Please work out how many lines in the material contain "this" and give only that figure.

───── Provided entries

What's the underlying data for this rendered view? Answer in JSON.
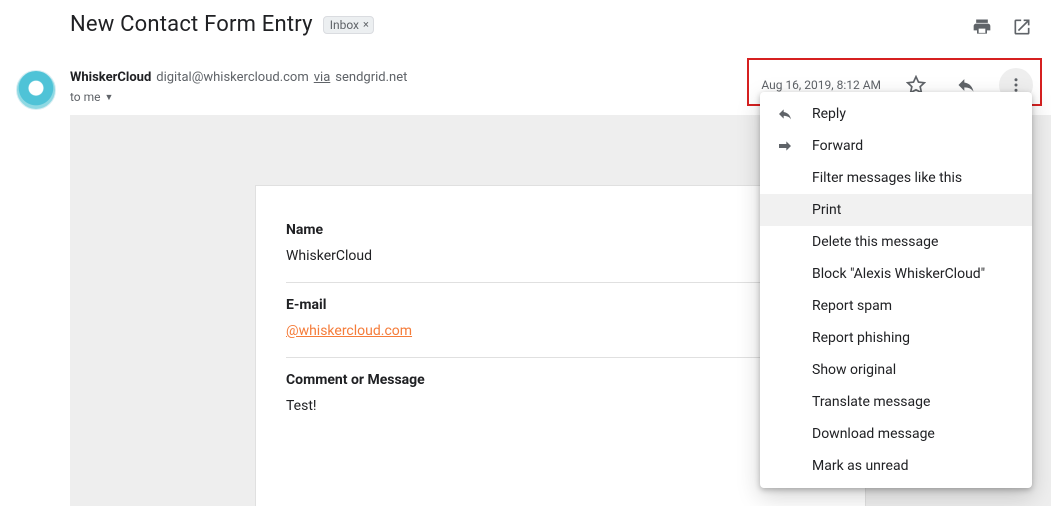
{
  "subject": "New Contact Form Entry",
  "label": {
    "name": "Inbox"
  },
  "sender": {
    "display_name": "WhiskerCloud",
    "email": "digital@whiskercloud.com",
    "via_label": "via",
    "via_domain": "sendgrid.net"
  },
  "recipient_summary": "to me",
  "timestamp": "Aug 16, 2019, 8:12 AM",
  "body_fields": {
    "name": {
      "label": "Name",
      "value": "WhiskerCloud"
    },
    "email": {
      "label": "E-mail",
      "value": "@whiskercloud.com"
    },
    "comment": {
      "label": "Comment or Message",
      "value": "Test!"
    }
  },
  "menu": {
    "items": [
      {
        "icon": "reply",
        "label": "Reply"
      },
      {
        "icon": "forward",
        "label": "Forward"
      },
      {
        "icon": "",
        "label": "Filter messages like this"
      },
      {
        "icon": "",
        "label": "Print"
      },
      {
        "icon": "",
        "label": "Delete this message"
      },
      {
        "icon": "",
        "label": "Block \"Alexis WhiskerCloud\""
      },
      {
        "icon": "",
        "label": "Report spam"
      },
      {
        "icon": "",
        "label": "Report phishing"
      },
      {
        "icon": "",
        "label": "Show original"
      },
      {
        "icon": "",
        "label": "Translate message"
      },
      {
        "icon": "",
        "label": "Download message"
      },
      {
        "icon": "",
        "label": "Mark as unread"
      }
    ],
    "highlight_index": 3
  }
}
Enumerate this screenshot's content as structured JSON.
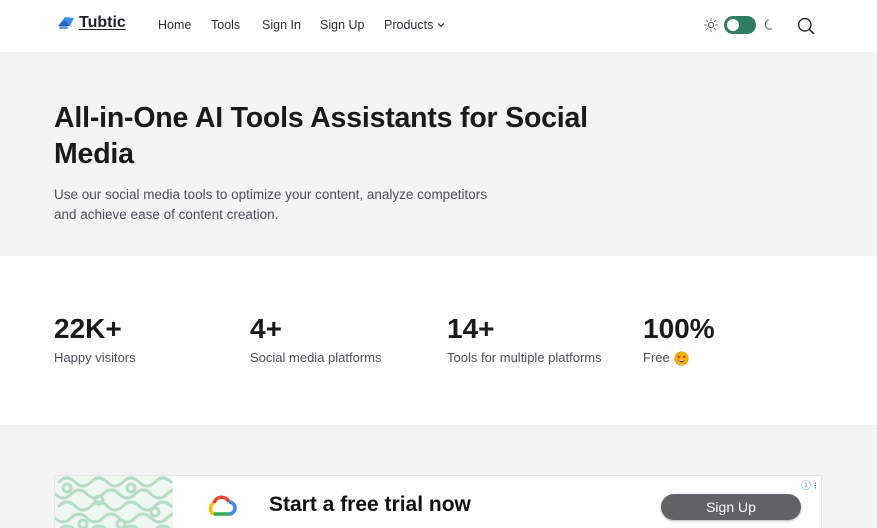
{
  "header": {
    "logo_text": "Tubtic",
    "nav": {
      "home": "Home",
      "tools": "Tools",
      "sign_in": "Sign In",
      "sign_up": "Sign Up",
      "products": "Products"
    },
    "theme_toggle_on": true
  },
  "hero": {
    "title": "All-in-One AI Tools Assistants for Social Media",
    "subtitle": "Use our social media tools to optimize your content, analyze competitors and achieve ease of content creation."
  },
  "stats": [
    {
      "value": "22K+",
      "label": "Happy visitors"
    },
    {
      "value": "4+",
      "label": "Social media platforms"
    },
    {
      "value": "14+",
      "label": "Tools for multiple platforms"
    },
    {
      "value": "100%",
      "label": "Free"
    }
  ],
  "ad": {
    "headline": "Start a free trial now",
    "button_label": "Sign Up",
    "info_glyph": "ⓘ ⁝"
  },
  "colors": {
    "accent": "#2f7d61",
    "hero_bg": "#f4f4f4",
    "ad_button": "#5f6368"
  }
}
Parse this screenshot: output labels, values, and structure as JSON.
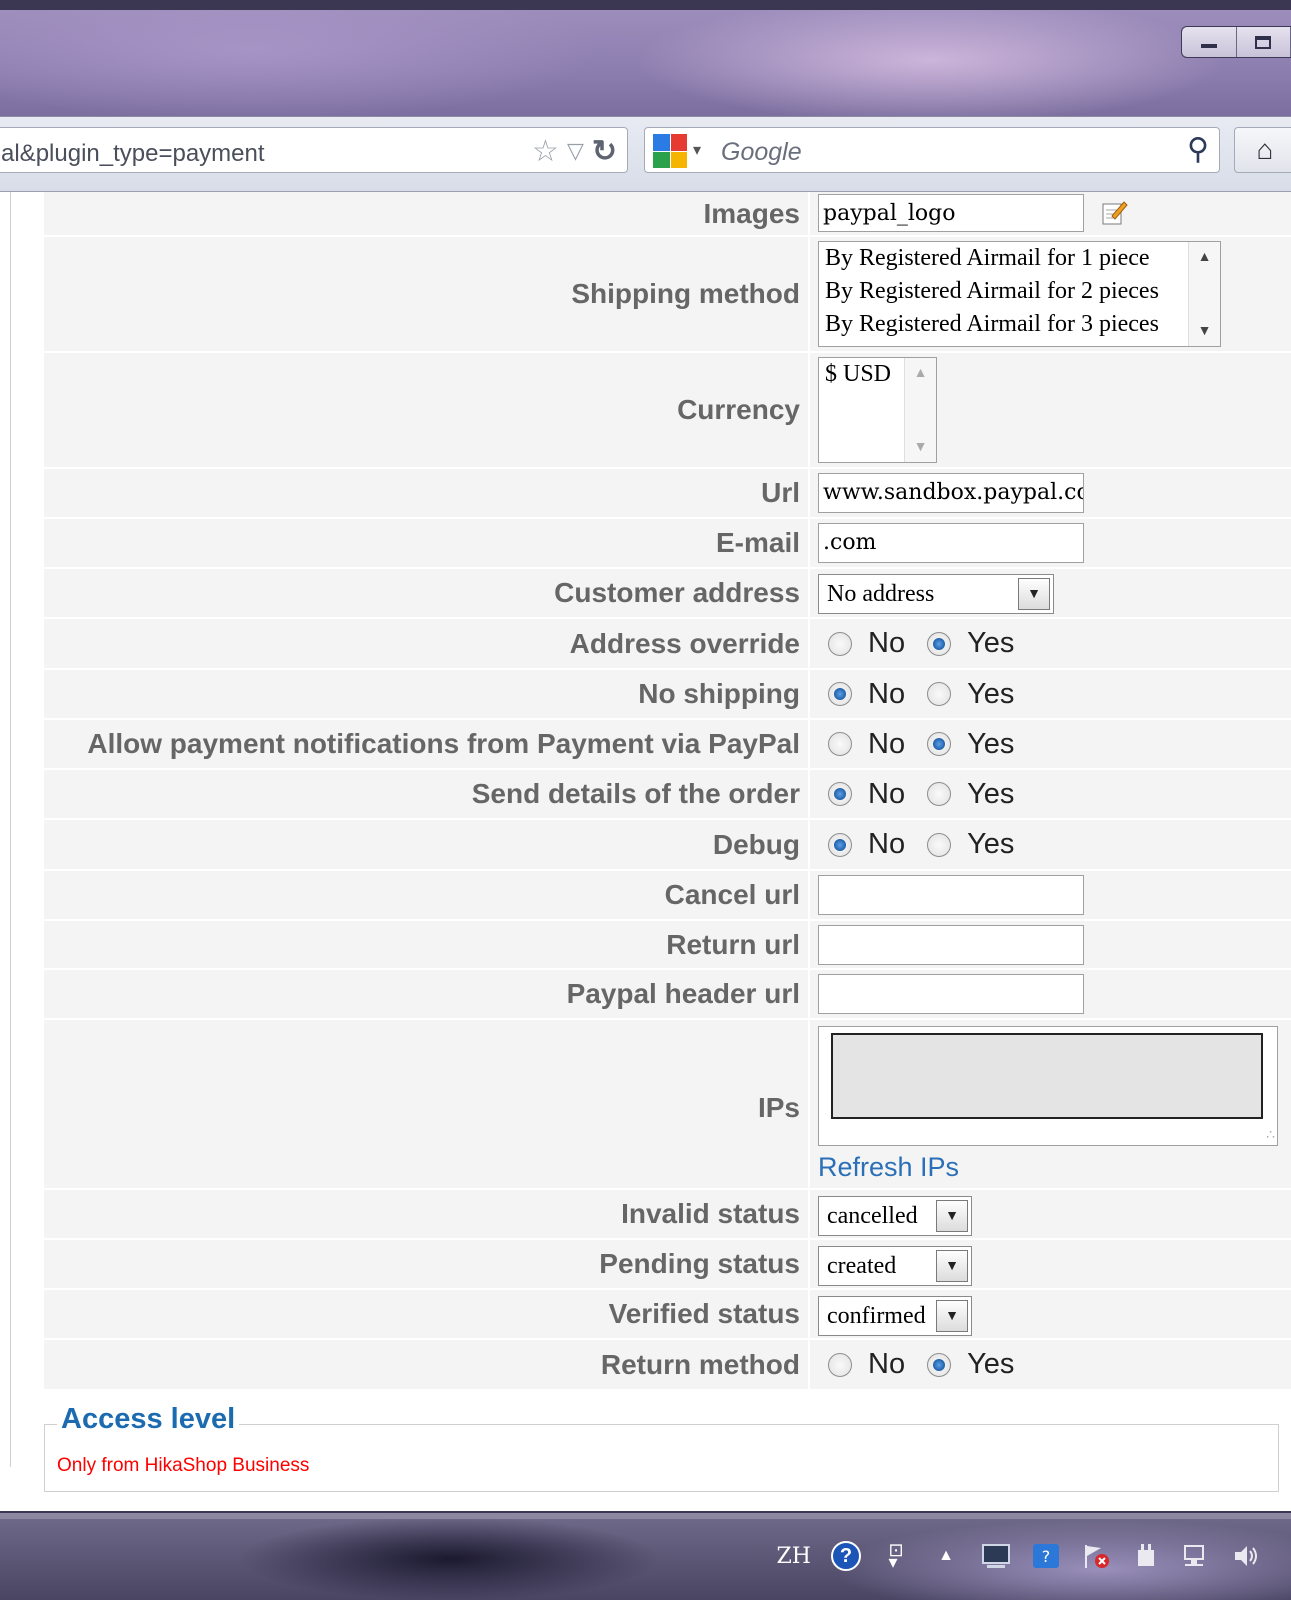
{
  "browser": {
    "url": "al&plugin_type=payment",
    "search_placeholder": "Google"
  },
  "form": {
    "images": {
      "label": "Images",
      "value": "paypal_logo"
    },
    "shipping_method": {
      "label": "Shipping method",
      "options": [
        "By Registered Airmail for 1 piece",
        "By Registered Airmail for 2 pieces",
        "By Registered Airmail for 3 pieces"
      ]
    },
    "currency": {
      "label": "Currency",
      "options": [
        "$ USD"
      ]
    },
    "url": {
      "label": "Url",
      "value": "www.sandbox.paypal.com/"
    },
    "email": {
      "label": "E-mail",
      "value": ".com"
    },
    "customer_address": {
      "label": "Customer address",
      "value": "No address"
    },
    "address_override": {
      "label": "Address override",
      "no": "No",
      "yes": "Yes",
      "selected": "Yes"
    },
    "no_shipping": {
      "label": "No shipping",
      "no": "No",
      "yes": "Yes",
      "selected": "No"
    },
    "allow_notifications": {
      "label": "Allow payment notifications from Payment via PayPal",
      "no": "No",
      "yes": "Yes",
      "selected": "Yes"
    },
    "send_details": {
      "label": "Send details of the order",
      "no": "No",
      "yes": "Yes",
      "selected": "No"
    },
    "debug": {
      "label": "Debug",
      "no": "No",
      "yes": "Yes",
      "selected": "No"
    },
    "cancel_url": {
      "label": "Cancel url",
      "value": ""
    },
    "return_url": {
      "label": "Return url",
      "value": ""
    },
    "paypal_header_url": {
      "label": "Paypal header url",
      "value": ""
    },
    "ips": {
      "label": "IPs",
      "refresh_label": "Refresh IPs"
    },
    "invalid_status": {
      "label": "Invalid status",
      "value": "cancelled"
    },
    "pending_status": {
      "label": "Pending status",
      "value": "created"
    },
    "verified_status": {
      "label": "Verified status",
      "value": "confirmed"
    },
    "return_method": {
      "label": "Return method",
      "no": "No",
      "yes": "Yes",
      "selected": "Yes"
    }
  },
  "access_level": {
    "legend": "Access level",
    "note": "Only from HikaShop Business"
  },
  "taskbar": {
    "language": "ZH"
  }
}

──────────

**The result**
5